◆ **Entries**
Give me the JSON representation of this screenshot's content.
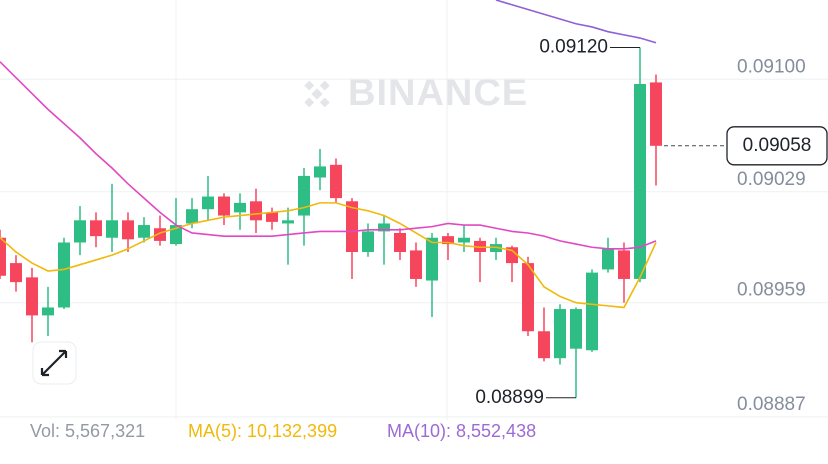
{
  "chart_data": {
    "type": "candlestick",
    "watermark": "BINANCE",
    "open": [
      0.09,
      0.08984,
      0.08975,
      0.08951,
      0.08956,
      0.08997,
      0.09011,
      0.09,
      0.09011,
      0.09,
      0.09006,
      0.08996,
      0.09009,
      0.09018,
      0.09026,
      0.09016,
      0.09023,
      0.09016,
      0.09009,
      0.09014,
      0.09038,
      0.09046,
      0.09023,
      0.08991,
      0.09004,
      0.09003,
      0.08992,
      0.08973,
      0.09001,
      0.08997,
      0.08998,
      0.08991,
      0.08994,
      0.08984,
      0.08941,
      0.08924,
      0.0893,
      0.08929,
      0.0898,
      0.08992,
      0.08974,
      0.09098
    ],
    "high": [
      0.09005,
      0.08989,
      0.08981,
      0.08969,
      0.09,
      0.0902,
      0.09016,
      0.09034,
      0.09016,
      0.09013,
      0.09014,
      0.09025,
      0.09025,
      0.09039,
      0.09028,
      0.09028,
      0.09031,
      0.09019,
      0.09019,
      0.09044,
      0.09056,
      0.0905,
      0.09025,
      0.09009,
      0.09014,
      0.09006,
      0.08997,
      0.09003,
      0.09003,
      0.09008,
      0.09,
      0.09,
      0.08995,
      0.08988,
      0.08956,
      0.08958,
      0.08956,
      0.0898,
      0.09,
      0.08997,
      0.0912,
      0.09103
    ],
    "low": [
      0.08974,
      0.08966,
      0.08934,
      0.08938,
      0.08955,
      0.08989,
      0.08994,
      0.08991,
      0.08991,
      0.08997,
      0.08995,
      0.08995,
      0.09006,
      0.09011,
      0.09008,
      0.09005,
      0.09003,
      0.09005,
      0.08983,
      0.08995,
      0.0903,
      0.09022,
      0.08974,
      0.08988,
      0.08983,
      0.08986,
      0.08969,
      0.0895,
      0.08986,
      0.08991,
      0.08972,
      0.08986,
      0.08972,
      0.08938,
      0.08922,
      0.0892,
      0.08899,
      0.08928,
      0.08978,
      0.08959,
      0.08972,
      0.09033
    ],
    "close": [
      0.08976,
      0.08972,
      0.08951,
      0.08956,
      0.08997,
      0.09011,
      0.09001,
      0.09011,
      0.08999,
      0.09008,
      0.08998,
      0.09008,
      0.09018,
      0.09026,
      0.09014,
      0.09022,
      0.09011,
      0.0901,
      0.09011,
      0.09039,
      0.09045,
      0.09025,
      0.08991,
      0.09004,
      0.09009,
      0.08991,
      0.08974,
      0.09,
      0.08996,
      0.09,
      0.08991,
      0.08996,
      0.08984,
      0.08941,
      0.08924,
      0.08955,
      0.08955,
      0.08978,
      0.08993,
      0.08974,
      0.09097,
      0.09058
    ],
    "up_color": "#2ebd85",
    "down_color": "#f6465d",
    "series": [
      {
        "color": "#f0b90b",
        "values": [
          0.09,
          0.08991,
          0.08984,
          0.08979,
          0.0898,
          0.08983,
          0.08986,
          0.08989,
          0.08993,
          0.08998,
          0.09003,
          0.09006,
          0.09009,
          0.09011,
          0.09013,
          0.09014,
          0.09015,
          0.09016,
          0.09017,
          0.09019,
          0.09022,
          0.09022,
          0.09019,
          0.09017,
          0.09014,
          0.09009,
          0.09003,
          0.08997,
          0.08997,
          0.08995,
          0.08994,
          0.08994,
          0.08992,
          0.08983,
          0.08969,
          0.08963,
          0.08959,
          0.08958,
          0.08957,
          0.08956,
          0.08975,
          0.08997
        ]
      },
      {
        "color": "#e149c4",
        "values": [
          0.09111,
          0.09101,
          0.09091,
          0.09081,
          0.09072,
          0.09063,
          0.09053,
          0.09044,
          0.09034,
          0.09025,
          0.09016,
          0.09008,
          0.09003,
          0.09002,
          0.09001,
          0.09001,
          0.09001,
          0.09001,
          0.09002,
          0.09003,
          0.09004,
          0.09004,
          0.09004,
          0.09005,
          0.09005,
          0.09005,
          0.09006,
          0.09007,
          0.09009,
          0.09008,
          0.09008,
          0.09006,
          0.09004,
          0.09003,
          0.09001,
          0.08998,
          0.08996,
          0.08994,
          0.08993,
          0.08993,
          0.08994,
          0.08998
        ]
      },
      {
        "color": "#8e60d6",
        "values": [
          null,
          null,
          null,
          null,
          null,
          null,
          null,
          null,
          null,
          null,
          null,
          null,
          null,
          null,
          null,
          null,
          null,
          null,
          null,
          null,
          null,
          null,
          null,
          null,
          null,
          null,
          null,
          null,
          null,
          null,
          null,
          0.0915,
          0.09147,
          0.09144,
          0.09141,
          0.09138,
          0.09135,
          0.09133,
          0.0913,
          0.09128,
          0.09126,
          0.09123
        ]
      }
    ],
    "ylim": [
      0.08885,
      0.0915
    ],
    "yticks": [
      {
        "value": 0.091,
        "label": "0.09100"
      },
      0.09029,
      0.08959,
      0.08887
    ],
    "grid": true,
    "annotations": [
      {
        "value": 0.0912,
        "label": "0.09120"
      },
      {
        "value": 0.08899,
        "label": "0.08899"
      }
    ],
    "last_price": 0.09058,
    "volume_legend": [
      {
        "text": "Vol: 5,567,321",
        "color": "#929aa5"
      },
      {
        "text": "MA(5): 10,132,399",
        "color": "#f0b90b"
      },
      {
        "text": "MA(10): 8,552,438",
        "color": "#9c6ad6"
      }
    ]
  }
}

◆ **Short exercise**
Exclude all images and restate the records above word for word.

◆ **Result of this task**
Give me the JSON representation of this screenshot's content.
{
  "chart_data": {
    "type": "candlestick",
    "watermark": "BINANCE",
    "open": [
      0.09,
      0.08984,
      0.08975,
      0.08951,
      0.08956,
      0.08997,
      0.09011,
      0.09,
      0.09011,
      0.09,
      0.09006,
      0.08996,
      0.09009,
      0.09018,
      0.09026,
      0.09016,
      0.09023,
      0.09016,
      0.09009,
      0.09014,
      0.09038,
      0.09046,
      0.09023,
      0.08991,
      0.09004,
      0.09003,
      0.08992,
      0.08973,
      0.09001,
      0.08997,
      0.08998,
      0.08991,
      0.08994,
      0.08984,
      0.08941,
      0.08924,
      0.0893,
      0.08929,
      0.0898,
      0.08992,
      0.08974,
      0.09098
    ],
    "high": [
      0.09005,
      0.08989,
      0.08981,
      0.08969,
      0.09,
      0.0902,
      0.09016,
      0.09034,
      0.09016,
      0.09013,
      0.09014,
      0.09025,
      0.09025,
      0.09039,
      0.09028,
      0.09028,
      0.09031,
      0.09019,
      0.09019,
      0.09044,
      0.09056,
      0.0905,
      0.09025,
      0.09009,
      0.09014,
      0.09006,
      0.08997,
      0.09003,
      0.09003,
      0.09008,
      0.09,
      0.09,
      0.08995,
      0.08988,
      0.08956,
      0.08958,
      0.08956,
      0.0898,
      0.09,
      0.08997,
      0.0912,
      0.09103
    ],
    "low": [
      0.08974,
      0.08966,
      0.08934,
      0.08938,
      0.08955,
      0.08989,
      0.08994,
      0.08991,
      0.08991,
      0.08997,
      0.08995,
      0.08995,
      0.09006,
      0.09011,
      0.09008,
      0.09005,
      0.09003,
      0.09005,
      0.08983,
      0.08995,
      0.0903,
      0.09022,
      0.08974,
      0.08988,
      0.08983,
      0.08986,
      0.08969,
      0.0895,
      0.08986,
      0.08991,
      0.08972,
      0.08986,
      0.08972,
      0.08938,
      0.08922,
      0.0892,
      0.08899,
      0.08928,
      0.08978,
      0.08959,
      0.08972,
      0.09033
    ],
    "close": [
      0.08976,
      0.08972,
      0.08951,
      0.08956,
      0.08997,
      0.09011,
      0.09001,
      0.09011,
      0.08999,
      0.09008,
      0.08998,
      0.09008,
      0.09018,
      0.09026,
      0.09014,
      0.09022,
      0.09011,
      0.0901,
      0.09011,
      0.09039,
      0.09045,
      0.09025,
      0.08991,
      0.09004,
      0.09009,
      0.08991,
      0.08974,
      0.09,
      0.08996,
      0.09,
      0.08991,
      0.08996,
      0.08984,
      0.08941,
      0.08924,
      0.08955,
      0.08955,
      0.08978,
      0.08993,
      0.08974,
      0.09097,
      0.09058
    ],
    "up_color": "#2ebd85",
    "down_color": "#f6465d",
    "series": [
      {
        "color": "#f0b90b",
        "values": [
          0.09,
          0.08991,
          0.08984,
          0.08979,
          0.0898,
          0.08983,
          0.08986,
          0.08989,
          0.08993,
          0.08998,
          0.09003,
          0.09006,
          0.09009,
          0.09011,
          0.09013,
          0.09014,
          0.09015,
          0.09016,
          0.09017,
          0.09019,
          0.09022,
          0.09022,
          0.09019,
          0.09017,
          0.09014,
          0.09009,
          0.09003,
          0.08997,
          0.08997,
          0.08995,
          0.08994,
          0.08994,
          0.08992,
          0.08983,
          0.08969,
          0.08963,
          0.08959,
          0.08958,
          0.08957,
          0.08956,
          0.08975,
          0.08997
        ]
      },
      {
        "color": "#e149c4",
        "values": [
          0.09111,
          0.09101,
          0.09091,
          0.09081,
          0.09072,
          0.09063,
          0.09053,
          0.09044,
          0.09034,
          0.09025,
          0.09016,
          0.09008,
          0.09003,
          0.09002,
          0.09001,
          0.09001,
          0.09001,
          0.09001,
          0.09002,
          0.09003,
          0.09004,
          0.09004,
          0.09004,
          0.09005,
          0.09005,
          0.09005,
          0.09006,
          0.09007,
          0.09009,
          0.09008,
          0.09008,
          0.09006,
          0.09004,
          0.09003,
          0.09001,
          0.08998,
          0.08996,
          0.08994,
          0.08993,
          0.08993,
          0.08994,
          0.08998
        ]
      },
      {
        "color": "#8e60d6",
        "values": [
          null,
          null,
          null,
          null,
          null,
          null,
          null,
          null,
          null,
          null,
          null,
          null,
          null,
          null,
          null,
          null,
          null,
          null,
          null,
          null,
          null,
          null,
          null,
          null,
          null,
          null,
          null,
          null,
          null,
          null,
          null,
          0.0915,
          0.09147,
          0.09144,
          0.09141,
          0.09138,
          0.09135,
          0.09133,
          0.0913,
          0.09128,
          0.09126,
          0.09123
        ]
      }
    ],
    "ylim": [
      0.08885,
      0.0915
    ],
    "yticks": [
      {
        "value": 0.091,
        "label": "0.09100"
      },
      0.09029,
      0.08959,
      0.08887
    ],
    "grid": true,
    "annotations": [
      {
        "value": 0.0912,
        "label": "0.09120"
      },
      {
        "value": 0.08899,
        "label": "0.08899"
      }
    ],
    "last_price": 0.09058,
    "volume_legend": [
      {
        "text": "Vol: 5,567,321",
        "color": "#929aa5"
      },
      {
        "text": "MA(5): 10,132,399",
        "color": "#f0b90b"
      },
      {
        "text": "MA(10): 8,552,438",
        "color": "#9c6ad6"
      }
    ]
  }
}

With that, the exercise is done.